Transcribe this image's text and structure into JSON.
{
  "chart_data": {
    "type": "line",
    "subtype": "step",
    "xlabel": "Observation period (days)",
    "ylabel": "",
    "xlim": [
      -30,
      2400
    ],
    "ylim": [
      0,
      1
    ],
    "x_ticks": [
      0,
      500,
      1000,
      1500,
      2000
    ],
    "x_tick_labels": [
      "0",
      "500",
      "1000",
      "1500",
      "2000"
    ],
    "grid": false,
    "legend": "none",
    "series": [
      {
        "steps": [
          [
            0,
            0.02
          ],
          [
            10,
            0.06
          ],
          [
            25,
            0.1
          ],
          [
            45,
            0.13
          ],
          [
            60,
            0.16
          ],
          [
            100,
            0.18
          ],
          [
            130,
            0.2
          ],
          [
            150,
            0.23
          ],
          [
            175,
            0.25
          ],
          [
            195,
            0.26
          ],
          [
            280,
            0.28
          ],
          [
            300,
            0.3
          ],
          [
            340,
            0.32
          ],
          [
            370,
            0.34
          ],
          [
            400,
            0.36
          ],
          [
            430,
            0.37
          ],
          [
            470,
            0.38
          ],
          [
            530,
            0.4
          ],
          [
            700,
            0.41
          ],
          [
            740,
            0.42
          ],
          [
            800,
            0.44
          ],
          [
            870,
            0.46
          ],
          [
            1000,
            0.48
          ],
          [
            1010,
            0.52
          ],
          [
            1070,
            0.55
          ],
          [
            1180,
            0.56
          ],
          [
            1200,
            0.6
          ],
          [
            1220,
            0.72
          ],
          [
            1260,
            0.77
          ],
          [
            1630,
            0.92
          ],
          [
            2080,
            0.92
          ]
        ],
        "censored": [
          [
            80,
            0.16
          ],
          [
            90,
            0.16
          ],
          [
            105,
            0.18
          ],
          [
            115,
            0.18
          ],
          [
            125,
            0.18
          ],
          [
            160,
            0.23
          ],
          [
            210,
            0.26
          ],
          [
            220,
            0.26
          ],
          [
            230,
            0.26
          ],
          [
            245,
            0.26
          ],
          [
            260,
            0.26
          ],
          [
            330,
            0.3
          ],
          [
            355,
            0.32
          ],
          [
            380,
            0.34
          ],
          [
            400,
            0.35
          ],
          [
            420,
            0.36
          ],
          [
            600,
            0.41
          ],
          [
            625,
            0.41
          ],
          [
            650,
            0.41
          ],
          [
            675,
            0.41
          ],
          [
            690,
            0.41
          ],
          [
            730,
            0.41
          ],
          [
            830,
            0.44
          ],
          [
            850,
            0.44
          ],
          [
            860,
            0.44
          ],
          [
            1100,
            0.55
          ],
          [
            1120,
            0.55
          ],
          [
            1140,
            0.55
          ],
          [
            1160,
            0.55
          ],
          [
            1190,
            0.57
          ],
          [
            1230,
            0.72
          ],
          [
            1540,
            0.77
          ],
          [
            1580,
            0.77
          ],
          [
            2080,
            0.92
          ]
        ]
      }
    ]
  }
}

Work instructions => Using the data above, return each line exactly as written.

Right answer =>
Transcribe this image's text and structure into JSON.
{
  "chart_data": {
    "type": "line",
    "subtype": "step",
    "xlabel": "Observation period (days)",
    "ylabel": "",
    "xlim": [
      -30,
      2400
    ],
    "ylim": [
      0,
      1
    ],
    "x_ticks": [
      0,
      500,
      1000,
      1500,
      2000
    ],
    "x_tick_labels": [
      "0",
      "500",
      "1000",
      "1500",
      "2000"
    ],
    "grid": false,
    "legend": "none",
    "series": [
      {
        "steps": [
          [
            0,
            0.02
          ],
          [
            10,
            0.06
          ],
          [
            25,
            0.1
          ],
          [
            45,
            0.13
          ],
          [
            60,
            0.16
          ],
          [
            100,
            0.18
          ],
          [
            130,
            0.2
          ],
          [
            150,
            0.23
          ],
          [
            175,
            0.25
          ],
          [
            195,
            0.26
          ],
          [
            280,
            0.28
          ],
          [
            300,
            0.3
          ],
          [
            340,
            0.32
          ],
          [
            370,
            0.34
          ],
          [
            400,
            0.36
          ],
          [
            430,
            0.37
          ],
          [
            470,
            0.38
          ],
          [
            530,
            0.4
          ],
          [
            700,
            0.41
          ],
          [
            740,
            0.42
          ],
          [
            800,
            0.44
          ],
          [
            870,
            0.46
          ],
          [
            1000,
            0.48
          ],
          [
            1010,
            0.52
          ],
          [
            1070,
            0.55
          ],
          [
            1180,
            0.56
          ],
          [
            1200,
            0.6
          ],
          [
            1220,
            0.72
          ],
          [
            1260,
            0.77
          ],
          [
            1630,
            0.92
          ],
          [
            2080,
            0.92
          ]
        ],
        "censored": [
          [
            80,
            0.16
          ],
          [
            90,
            0.16
          ],
          [
            105,
            0.18
          ],
          [
            115,
            0.18
          ],
          [
            125,
            0.18
          ],
          [
            160,
            0.23
          ],
          [
            210,
            0.26
          ],
          [
            220,
            0.26
          ],
          [
            230,
            0.26
          ],
          [
            245,
            0.26
          ],
          [
            260,
            0.26
          ],
          [
            330,
            0.3
          ],
          [
            355,
            0.32
          ],
          [
            380,
            0.34
          ],
          [
            400,
            0.35
          ],
          [
            420,
            0.36
          ],
          [
            600,
            0.41
          ],
          [
            625,
            0.41
          ],
          [
            650,
            0.41
          ],
          [
            675,
            0.41
          ],
          [
            690,
            0.41
          ],
          [
            730,
            0.41
          ],
          [
            830,
            0.44
          ],
          [
            850,
            0.44
          ],
          [
            860,
            0.44
          ],
          [
            1100,
            0.55
          ],
          [
            1120,
            0.55
          ],
          [
            1140,
            0.55
          ],
          [
            1160,
            0.55
          ],
          [
            1190,
            0.57
          ],
          [
            1230,
            0.72
          ],
          [
            1540,
            0.77
          ],
          [
            1580,
            0.77
          ],
          [
            2080,
            0.92
          ]
        ]
      }
    ]
  }
}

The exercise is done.